Instructions for the task: Check every line below for the word "name" and show those that hold it.

start Input data

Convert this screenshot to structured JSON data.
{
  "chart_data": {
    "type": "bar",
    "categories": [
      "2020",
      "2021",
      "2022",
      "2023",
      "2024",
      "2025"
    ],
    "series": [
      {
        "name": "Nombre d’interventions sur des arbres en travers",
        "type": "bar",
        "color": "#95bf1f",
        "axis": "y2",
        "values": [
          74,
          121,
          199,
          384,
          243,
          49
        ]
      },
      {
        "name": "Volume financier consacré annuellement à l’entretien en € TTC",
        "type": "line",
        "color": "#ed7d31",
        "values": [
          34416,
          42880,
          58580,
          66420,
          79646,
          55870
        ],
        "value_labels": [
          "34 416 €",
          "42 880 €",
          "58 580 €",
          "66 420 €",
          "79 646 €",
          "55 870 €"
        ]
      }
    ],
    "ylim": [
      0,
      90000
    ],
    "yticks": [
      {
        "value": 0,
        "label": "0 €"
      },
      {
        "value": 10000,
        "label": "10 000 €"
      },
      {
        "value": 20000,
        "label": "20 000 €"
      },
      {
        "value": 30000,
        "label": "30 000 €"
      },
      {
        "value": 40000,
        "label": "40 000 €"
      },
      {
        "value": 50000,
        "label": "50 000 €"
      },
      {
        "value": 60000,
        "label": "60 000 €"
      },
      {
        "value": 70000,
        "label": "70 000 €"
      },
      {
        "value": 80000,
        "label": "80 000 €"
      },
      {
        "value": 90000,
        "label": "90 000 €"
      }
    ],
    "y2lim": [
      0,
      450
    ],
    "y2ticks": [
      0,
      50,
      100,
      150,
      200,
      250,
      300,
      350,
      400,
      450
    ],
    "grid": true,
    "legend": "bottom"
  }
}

end Input data
start Input data

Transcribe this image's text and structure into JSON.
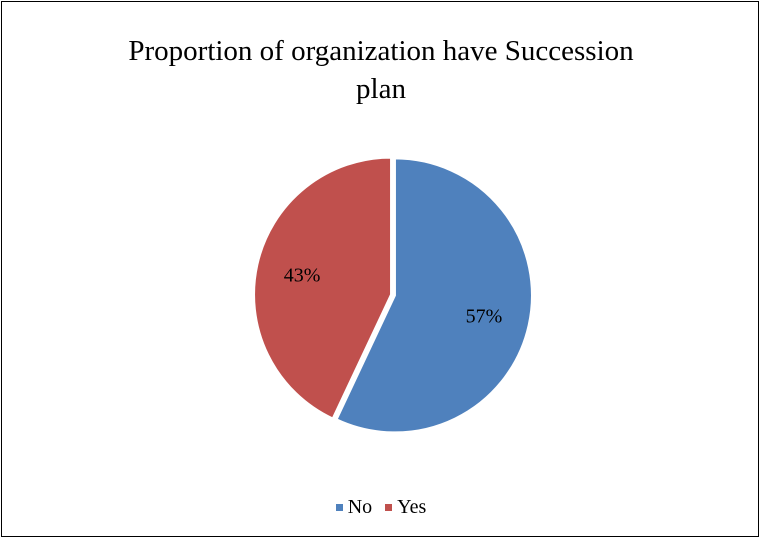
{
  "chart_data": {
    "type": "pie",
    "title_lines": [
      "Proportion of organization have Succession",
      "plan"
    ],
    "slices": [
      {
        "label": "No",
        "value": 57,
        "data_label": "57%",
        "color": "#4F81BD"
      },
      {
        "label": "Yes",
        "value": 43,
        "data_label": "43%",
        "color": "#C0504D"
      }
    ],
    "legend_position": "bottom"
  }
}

end Input data

Final answer:
        "name": "Nombre d’interventions sur des arbres en travers",
        "name": "Volume financier consacré annuellement à l’entretien en € TTC",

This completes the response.